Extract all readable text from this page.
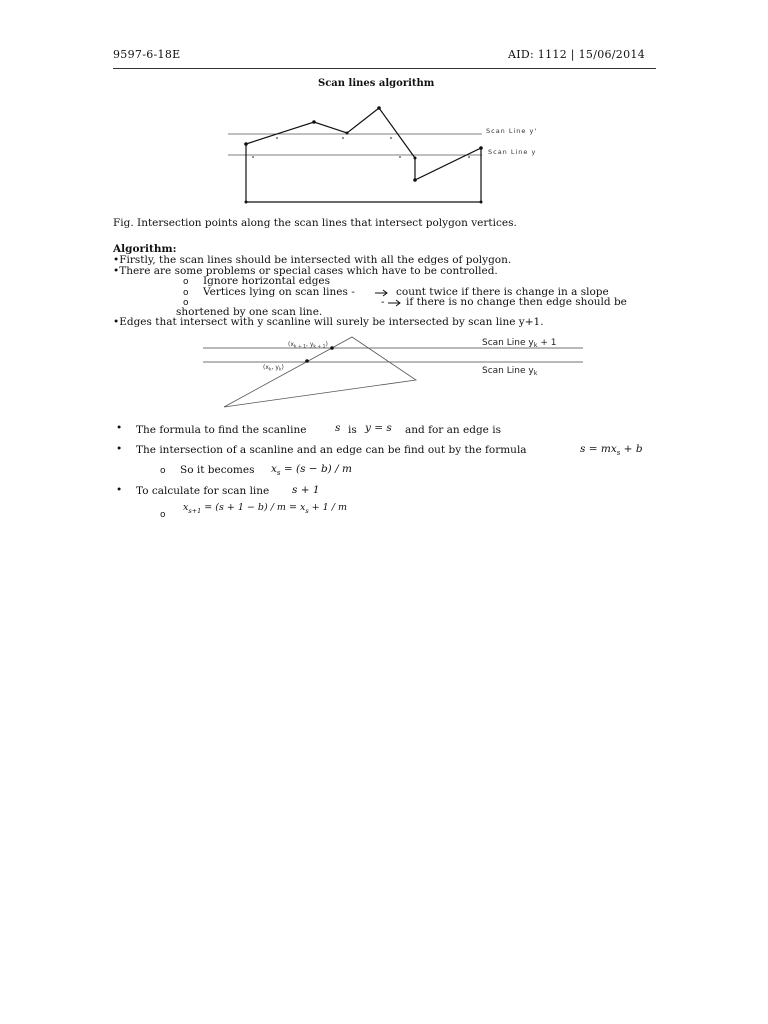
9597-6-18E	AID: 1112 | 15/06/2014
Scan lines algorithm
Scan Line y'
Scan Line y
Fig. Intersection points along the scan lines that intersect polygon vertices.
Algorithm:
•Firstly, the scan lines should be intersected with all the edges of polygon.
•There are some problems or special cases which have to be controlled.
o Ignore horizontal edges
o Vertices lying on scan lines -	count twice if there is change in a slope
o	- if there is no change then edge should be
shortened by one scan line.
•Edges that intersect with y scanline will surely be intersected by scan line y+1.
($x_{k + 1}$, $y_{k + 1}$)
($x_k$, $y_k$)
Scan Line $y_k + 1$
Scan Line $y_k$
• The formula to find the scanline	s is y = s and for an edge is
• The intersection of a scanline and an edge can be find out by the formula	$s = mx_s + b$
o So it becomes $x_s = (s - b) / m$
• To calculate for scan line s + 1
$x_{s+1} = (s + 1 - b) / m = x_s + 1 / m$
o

━━━━━━━━━━

→ Required task
Repeat the data above exactly, but not the pictures.

→ Result of this task
Extract all readable text from this page.
9597-6-18E	AID: 1112 | 15/06/2014
Scan lines algorithm
Scan Line y'
Scan Line y
Fig. Intersection points along the scan lines that intersect polygon vertices.
Algorithm:
•Firstly, the scan lines should be intersected with all the edges of polygon.
•There are some problems or special cases which have to be controlled.
o Ignore horizontal edges
o Vertices lying on scan lines -	count twice if there is change in a slope
o	- if there is no change then edge should be
shortened by one scan line.
•Edges that intersect with y scanline will surely be intersected by scan line y+1.
($x_{k + 1}$, $y_{k + 1}$)
($x_k$, $y_k$)
Scan Line $y_k + 1$
Scan Line $y_k$
• The formula to find the scanline	s is y = s and for an edge is
• The intersection of a scanline and an edge can be find out by the formula	$s = mx_s + b$
o So it becomes $x_s = (s - b) / m$
• To calculate for scan line s + 1
$x_{s+1} = (s + 1 - b) / m = x_s + 1 / m$
o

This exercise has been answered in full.